▶ [Job]:
Repeat everything in the material exactly.

[Extracted data entries]

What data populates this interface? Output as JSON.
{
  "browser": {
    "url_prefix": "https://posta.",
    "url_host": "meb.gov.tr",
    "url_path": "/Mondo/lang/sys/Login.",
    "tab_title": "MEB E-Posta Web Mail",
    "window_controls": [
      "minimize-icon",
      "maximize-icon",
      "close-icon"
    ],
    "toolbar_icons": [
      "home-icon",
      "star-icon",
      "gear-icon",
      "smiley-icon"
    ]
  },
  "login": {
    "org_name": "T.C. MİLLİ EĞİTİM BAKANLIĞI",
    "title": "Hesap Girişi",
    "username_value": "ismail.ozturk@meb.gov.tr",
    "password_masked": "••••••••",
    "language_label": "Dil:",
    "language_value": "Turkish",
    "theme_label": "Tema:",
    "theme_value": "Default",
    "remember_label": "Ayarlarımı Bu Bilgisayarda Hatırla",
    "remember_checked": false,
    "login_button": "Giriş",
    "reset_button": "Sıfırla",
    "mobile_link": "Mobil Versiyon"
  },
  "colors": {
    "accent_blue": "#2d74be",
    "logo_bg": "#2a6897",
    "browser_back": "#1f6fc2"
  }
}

▶ [Correct output]:
What data populates this interface? Output as JSON.
{
  "browser": {
    "url_prefix": "https://posta.",
    "url_host": "meb.gov.tr",
    "url_path": "/Mondo/lang/sys/Login.",
    "tab_title": "MEB E-Posta Web Mail",
    "window_controls": [
      "minimize-icon",
      "maximize-icon",
      "close-icon"
    ],
    "toolbar_icons": [
      "home-icon",
      "star-icon",
      "gear-icon",
      "smiley-icon"
    ]
  },
  "login": {
    "org_name": "T.C. MİLLİ EĞİTİM BAKANLIĞI",
    "title": "Hesap Girişi",
    "username_value": "ismail.ozturk@meb.gov.tr",
    "password_masked": "••••••••",
    "language_label": "Dil:",
    "language_value": "Turkish",
    "theme_label": "Tema:",
    "theme_value": "Default",
    "remember_label": "Ayarlarımı Bu Bilgisayarda Hatırla",
    "remember_checked": false,
    "login_button": "Giriş",
    "reset_button": "Sıfırla",
    "mobile_link": "Mobil Versiyon"
  },
  "colors": {
    "accent_blue": "#2d74be",
    "logo_bg": "#2a6897",
    "browser_back": "#1f6fc2"
  }
}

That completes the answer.